* [Job]: Count how many lines of the material below have the word "vomissements" and give only the number.

* [Data listing]:
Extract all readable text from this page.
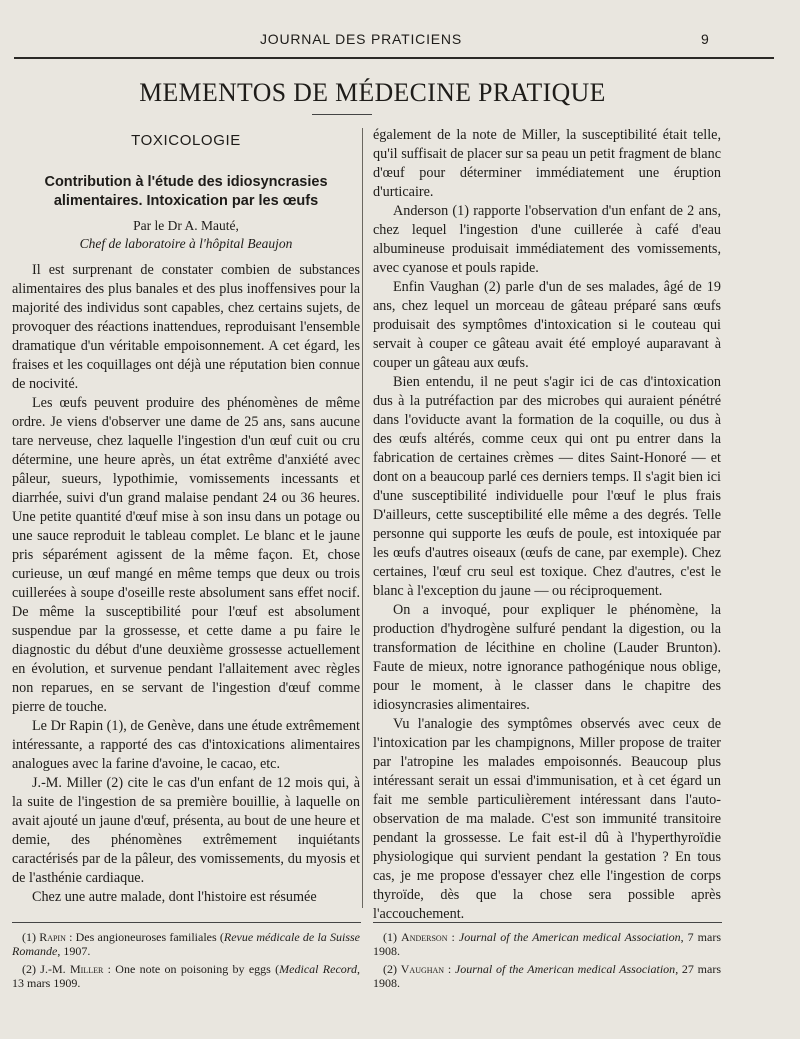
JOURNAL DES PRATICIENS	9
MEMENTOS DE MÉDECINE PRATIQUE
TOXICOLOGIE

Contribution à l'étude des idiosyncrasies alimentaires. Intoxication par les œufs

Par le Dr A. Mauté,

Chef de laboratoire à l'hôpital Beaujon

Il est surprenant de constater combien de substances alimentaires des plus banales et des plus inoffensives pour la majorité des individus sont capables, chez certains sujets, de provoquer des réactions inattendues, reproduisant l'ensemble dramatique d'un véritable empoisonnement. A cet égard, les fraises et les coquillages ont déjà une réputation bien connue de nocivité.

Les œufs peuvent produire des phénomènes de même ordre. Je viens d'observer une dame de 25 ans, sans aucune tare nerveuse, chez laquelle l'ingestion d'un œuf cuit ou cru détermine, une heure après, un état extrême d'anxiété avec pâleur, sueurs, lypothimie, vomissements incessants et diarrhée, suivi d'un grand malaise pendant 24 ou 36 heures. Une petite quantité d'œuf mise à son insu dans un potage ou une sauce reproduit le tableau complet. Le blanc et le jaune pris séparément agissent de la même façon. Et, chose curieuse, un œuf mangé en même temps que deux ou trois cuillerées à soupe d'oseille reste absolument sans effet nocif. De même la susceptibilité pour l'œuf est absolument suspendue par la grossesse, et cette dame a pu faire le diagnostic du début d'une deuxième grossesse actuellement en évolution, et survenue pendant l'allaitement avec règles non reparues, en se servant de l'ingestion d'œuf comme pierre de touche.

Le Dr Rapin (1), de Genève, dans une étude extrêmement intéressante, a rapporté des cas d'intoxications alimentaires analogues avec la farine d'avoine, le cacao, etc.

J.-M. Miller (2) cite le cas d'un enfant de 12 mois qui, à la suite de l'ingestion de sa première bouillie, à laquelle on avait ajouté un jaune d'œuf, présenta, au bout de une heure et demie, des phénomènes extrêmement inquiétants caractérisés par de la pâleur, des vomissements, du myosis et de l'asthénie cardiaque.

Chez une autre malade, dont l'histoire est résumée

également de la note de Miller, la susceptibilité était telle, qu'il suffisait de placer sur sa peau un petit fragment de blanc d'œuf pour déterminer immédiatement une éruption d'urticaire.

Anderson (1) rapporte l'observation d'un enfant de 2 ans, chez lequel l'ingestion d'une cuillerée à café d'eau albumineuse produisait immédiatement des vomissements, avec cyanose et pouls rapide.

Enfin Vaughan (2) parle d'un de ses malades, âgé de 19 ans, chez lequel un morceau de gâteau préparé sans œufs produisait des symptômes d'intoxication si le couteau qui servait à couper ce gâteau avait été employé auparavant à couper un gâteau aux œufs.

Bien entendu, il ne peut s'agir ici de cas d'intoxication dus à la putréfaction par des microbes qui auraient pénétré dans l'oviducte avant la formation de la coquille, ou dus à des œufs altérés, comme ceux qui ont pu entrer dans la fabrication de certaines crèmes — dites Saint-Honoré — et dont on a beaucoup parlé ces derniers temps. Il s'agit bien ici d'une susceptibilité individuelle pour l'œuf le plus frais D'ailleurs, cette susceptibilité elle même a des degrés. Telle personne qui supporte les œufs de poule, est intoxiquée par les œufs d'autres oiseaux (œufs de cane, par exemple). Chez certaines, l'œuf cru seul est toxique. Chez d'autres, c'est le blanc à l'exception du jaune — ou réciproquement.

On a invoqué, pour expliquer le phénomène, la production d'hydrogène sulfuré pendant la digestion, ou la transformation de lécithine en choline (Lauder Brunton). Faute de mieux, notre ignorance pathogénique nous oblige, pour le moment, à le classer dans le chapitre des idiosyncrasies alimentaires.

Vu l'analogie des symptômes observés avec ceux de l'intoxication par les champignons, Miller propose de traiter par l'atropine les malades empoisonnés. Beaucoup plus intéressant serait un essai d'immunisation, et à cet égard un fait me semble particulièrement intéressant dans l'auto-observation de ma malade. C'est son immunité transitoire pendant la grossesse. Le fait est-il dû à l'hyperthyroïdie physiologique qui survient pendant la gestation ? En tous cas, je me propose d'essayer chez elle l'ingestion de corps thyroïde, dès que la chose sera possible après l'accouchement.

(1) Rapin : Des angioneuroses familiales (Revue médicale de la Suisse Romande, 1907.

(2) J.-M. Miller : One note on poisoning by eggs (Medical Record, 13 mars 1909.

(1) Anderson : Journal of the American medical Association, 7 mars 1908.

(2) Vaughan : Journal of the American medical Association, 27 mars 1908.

* * *

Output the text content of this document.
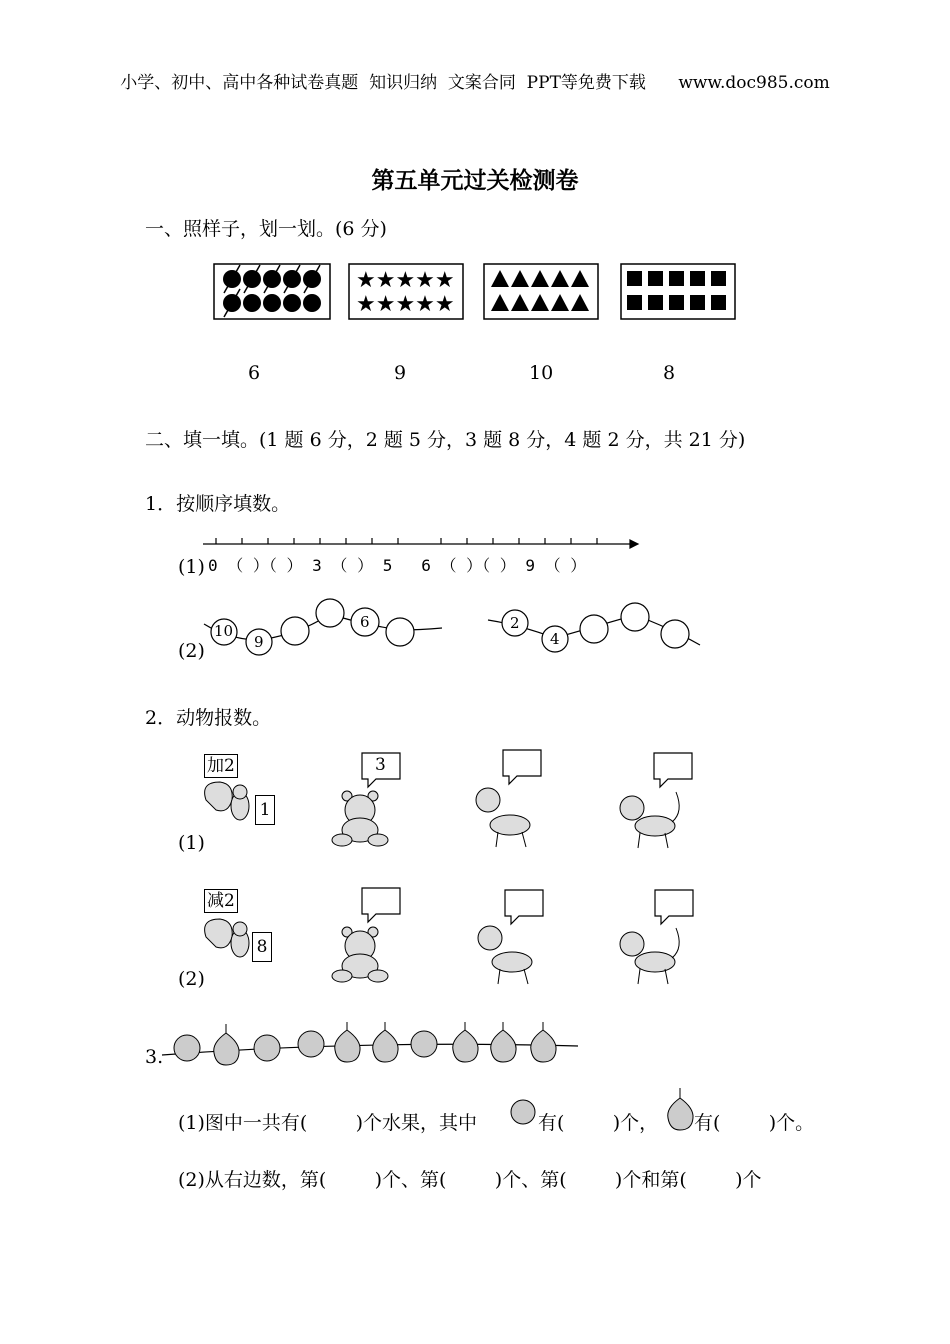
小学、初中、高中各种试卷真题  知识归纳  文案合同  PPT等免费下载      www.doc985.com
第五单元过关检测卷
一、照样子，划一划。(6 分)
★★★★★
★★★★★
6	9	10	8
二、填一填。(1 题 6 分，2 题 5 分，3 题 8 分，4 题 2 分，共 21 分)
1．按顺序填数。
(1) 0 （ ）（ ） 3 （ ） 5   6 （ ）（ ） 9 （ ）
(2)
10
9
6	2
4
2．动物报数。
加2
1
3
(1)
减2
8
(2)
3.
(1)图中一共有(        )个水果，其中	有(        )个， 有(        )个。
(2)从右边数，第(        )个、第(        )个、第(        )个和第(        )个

* * *

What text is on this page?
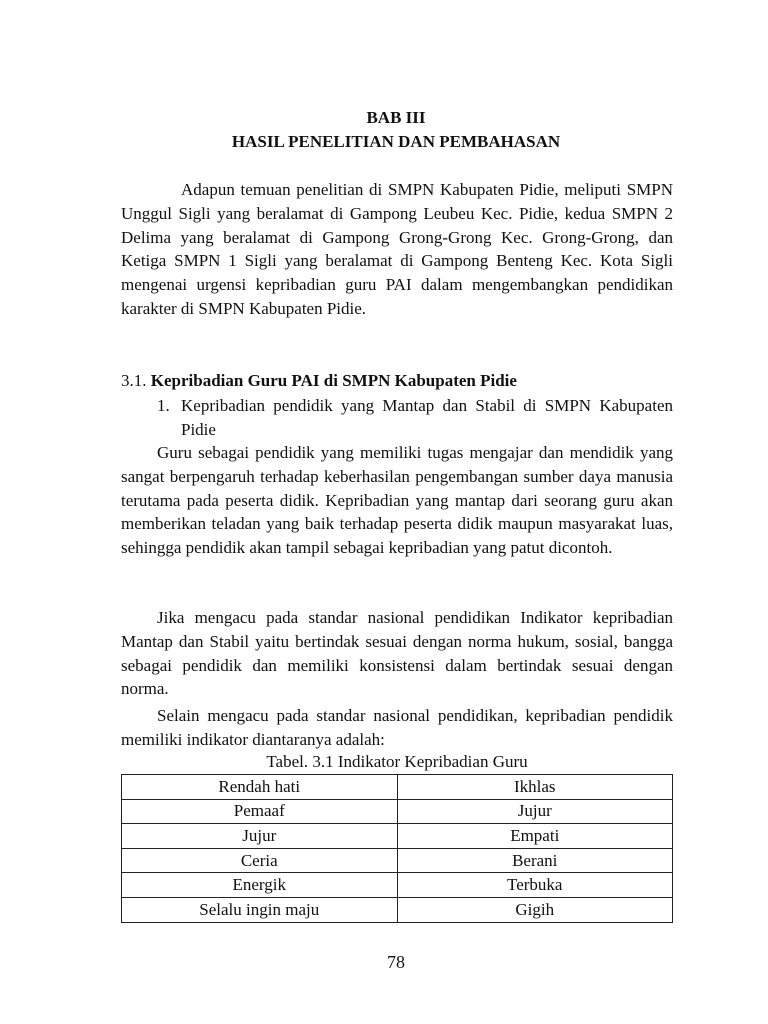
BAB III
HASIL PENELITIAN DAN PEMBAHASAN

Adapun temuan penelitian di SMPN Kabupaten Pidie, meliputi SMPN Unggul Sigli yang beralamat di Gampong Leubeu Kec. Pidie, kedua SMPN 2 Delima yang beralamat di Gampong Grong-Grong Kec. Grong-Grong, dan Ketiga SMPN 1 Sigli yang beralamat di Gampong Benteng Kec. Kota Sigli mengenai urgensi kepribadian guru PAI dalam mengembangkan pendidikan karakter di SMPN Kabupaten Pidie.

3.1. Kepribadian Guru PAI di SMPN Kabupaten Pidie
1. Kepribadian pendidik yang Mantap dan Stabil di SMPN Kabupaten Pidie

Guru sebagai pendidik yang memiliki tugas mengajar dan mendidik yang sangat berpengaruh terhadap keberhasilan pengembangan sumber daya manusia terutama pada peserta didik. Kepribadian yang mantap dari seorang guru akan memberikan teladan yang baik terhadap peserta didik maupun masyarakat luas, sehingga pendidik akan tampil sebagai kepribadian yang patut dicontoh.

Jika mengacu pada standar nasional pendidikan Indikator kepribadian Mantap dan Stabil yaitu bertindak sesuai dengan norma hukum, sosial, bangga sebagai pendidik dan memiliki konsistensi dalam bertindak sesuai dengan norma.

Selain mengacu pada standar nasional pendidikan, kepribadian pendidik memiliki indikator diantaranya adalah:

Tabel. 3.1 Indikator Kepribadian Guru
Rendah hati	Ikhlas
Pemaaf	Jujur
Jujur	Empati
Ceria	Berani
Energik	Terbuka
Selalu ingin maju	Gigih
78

* [Reply]: 3